*Given information*.
* * * * * * *
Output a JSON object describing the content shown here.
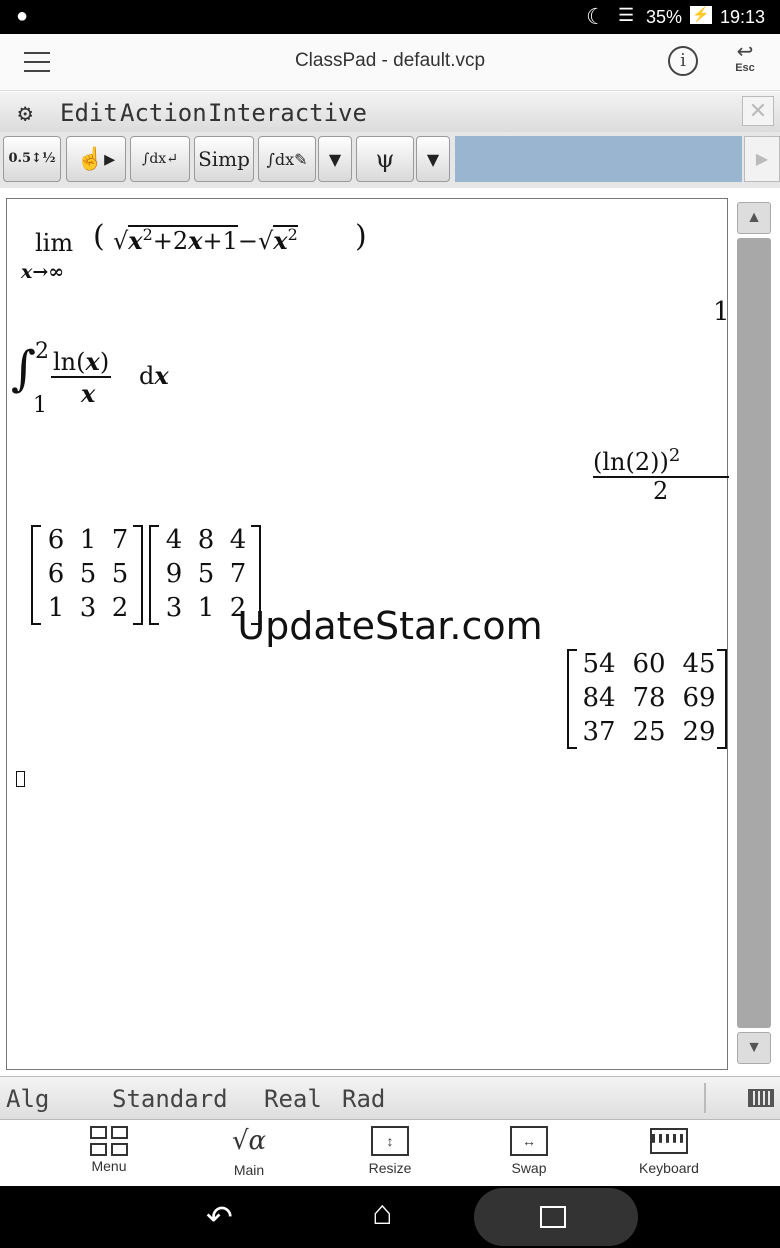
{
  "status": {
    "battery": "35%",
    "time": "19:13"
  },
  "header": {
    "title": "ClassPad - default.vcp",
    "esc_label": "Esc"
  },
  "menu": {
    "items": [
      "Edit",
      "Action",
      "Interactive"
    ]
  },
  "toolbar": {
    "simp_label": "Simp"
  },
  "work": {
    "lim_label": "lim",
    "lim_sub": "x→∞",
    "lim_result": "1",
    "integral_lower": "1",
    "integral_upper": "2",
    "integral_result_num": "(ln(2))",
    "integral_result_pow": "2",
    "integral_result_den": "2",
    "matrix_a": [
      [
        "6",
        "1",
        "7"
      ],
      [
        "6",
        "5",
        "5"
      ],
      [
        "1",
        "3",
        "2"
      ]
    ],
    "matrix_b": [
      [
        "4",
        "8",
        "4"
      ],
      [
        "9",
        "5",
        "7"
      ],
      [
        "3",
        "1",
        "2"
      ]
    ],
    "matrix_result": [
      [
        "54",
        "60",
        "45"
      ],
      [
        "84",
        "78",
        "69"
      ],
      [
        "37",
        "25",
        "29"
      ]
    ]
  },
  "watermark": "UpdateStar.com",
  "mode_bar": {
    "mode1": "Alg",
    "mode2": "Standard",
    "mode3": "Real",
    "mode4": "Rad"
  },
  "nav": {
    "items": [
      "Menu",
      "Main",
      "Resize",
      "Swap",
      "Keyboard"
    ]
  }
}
* * * * * * *
*Your instructions*. Pictures don't belong in the copy. Transcribe every record exactly as it appears.

*Exercise answer*.
Output a JSON object describing the content shown here.
{
  "status": {
    "battery": "35%",
    "time": "19:13"
  },
  "header": {
    "title": "ClassPad - default.vcp",
    "esc_label": "Esc"
  },
  "menu": {
    "items": [
      "Edit",
      "Action",
      "Interactive"
    ]
  },
  "toolbar": {
    "simp_label": "Simp"
  },
  "work": {
    "lim_label": "lim",
    "lim_sub": "x→∞",
    "lim_result": "1",
    "integral_lower": "1",
    "integral_upper": "2",
    "integral_result_num": "(ln(2))",
    "integral_result_pow": "2",
    "integral_result_den": "2",
    "matrix_a": [
      [
        "6",
        "1",
        "7"
      ],
      [
        "6",
        "5",
        "5"
      ],
      [
        "1",
        "3",
        "2"
      ]
    ],
    "matrix_b": [
      [
        "4",
        "8",
        "4"
      ],
      [
        "9",
        "5",
        "7"
      ],
      [
        "3",
        "1",
        "2"
      ]
    ],
    "matrix_result": [
      [
        "54",
        "60",
        "45"
      ],
      [
        "84",
        "78",
        "69"
      ],
      [
        "37",
        "25",
        "29"
      ]
    ]
  },
  "watermark": "UpdateStar.com",
  "mode_bar": {
    "mode1": "Alg",
    "mode2": "Standard",
    "mode3": "Real",
    "mode4": "Rad"
  },
  "nav": {
    "items": [
      "Menu",
      "Main",
      "Resize",
      "Swap",
      "Keyboard"
    ]
  }
}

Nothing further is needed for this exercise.